◆ **RECORDED DATA**:

-- start --

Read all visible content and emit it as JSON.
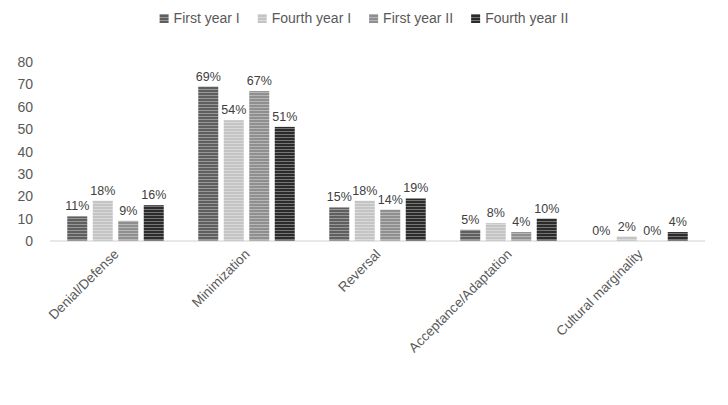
{
  "chart_data": {
    "type": "bar",
    "categories": [
      "Denial/Defense",
      "Minimization",
      "Reversal",
      "Acceptance/Adaptation",
      "Cultural marginality"
    ],
    "series": [
      {
        "name": "First year I",
        "color": "#5f5f5f",
        "values": [
          11,
          69,
          15,
          5,
          0
        ],
        "value_labels": [
          "11%",
          "69%",
          "15%",
          "5%",
          "0%"
        ]
      },
      {
        "name": "Fourth year I",
        "color": "#c4c4c4",
        "values": [
          18,
          54,
          18,
          8,
          2
        ],
        "value_labels": [
          "18%",
          "54%",
          "18%",
          "8%",
          "2%"
        ]
      },
      {
        "name": "First year II",
        "color": "#8f8f8f",
        "values": [
          9,
          67,
          14,
          4,
          0
        ],
        "value_labels": [
          "9%",
          "67%",
          "14%",
          "4%",
          "0%"
        ]
      },
      {
        "name": "Fourth year II",
        "color": "#2b2b2b",
        "values": [
          16,
          51,
          19,
          10,
          4
        ],
        "value_labels": [
          "16%",
          "51%",
          "19%",
          "10%",
          "4%"
        ]
      }
    ],
    "ylim": [
      0,
      80
    ],
    "yticks": [
      0,
      10,
      20,
      30,
      40,
      50,
      60,
      70,
      80
    ],
    "grid": false,
    "legend": "top",
    "data_labels": true
  }
}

-- end --

◆ **PROBLEM STATEMENT**: Go back to the records above and write them out exactly, without the pictures.

◆ **WRITTEN RESPONSE**:
Read all visible content and emit it as JSON.
{
  "chart_data": {
    "type": "bar",
    "categories": [
      "Denial/Defense",
      "Minimization",
      "Reversal",
      "Acceptance/Adaptation",
      "Cultural marginality"
    ],
    "series": [
      {
        "name": "First year I",
        "color": "#5f5f5f",
        "values": [
          11,
          69,
          15,
          5,
          0
        ],
        "value_labels": [
          "11%",
          "69%",
          "15%",
          "5%",
          "0%"
        ]
      },
      {
        "name": "Fourth year I",
        "color": "#c4c4c4",
        "values": [
          18,
          54,
          18,
          8,
          2
        ],
        "value_labels": [
          "18%",
          "54%",
          "18%",
          "8%",
          "2%"
        ]
      },
      {
        "name": "First year II",
        "color": "#8f8f8f",
        "values": [
          9,
          67,
          14,
          4,
          0
        ],
        "value_labels": [
          "9%",
          "67%",
          "14%",
          "4%",
          "0%"
        ]
      },
      {
        "name": "Fourth year II",
        "color": "#2b2b2b",
        "values": [
          16,
          51,
          19,
          10,
          4
        ],
        "value_labels": [
          "16%",
          "51%",
          "19%",
          "10%",
          "4%"
        ]
      }
    ],
    "ylim": [
      0,
      80
    ],
    "yticks": [
      0,
      10,
      20,
      30,
      40,
      50,
      60,
      70,
      80
    ],
    "grid": false,
    "legend": "top",
    "data_labels": true
  }
}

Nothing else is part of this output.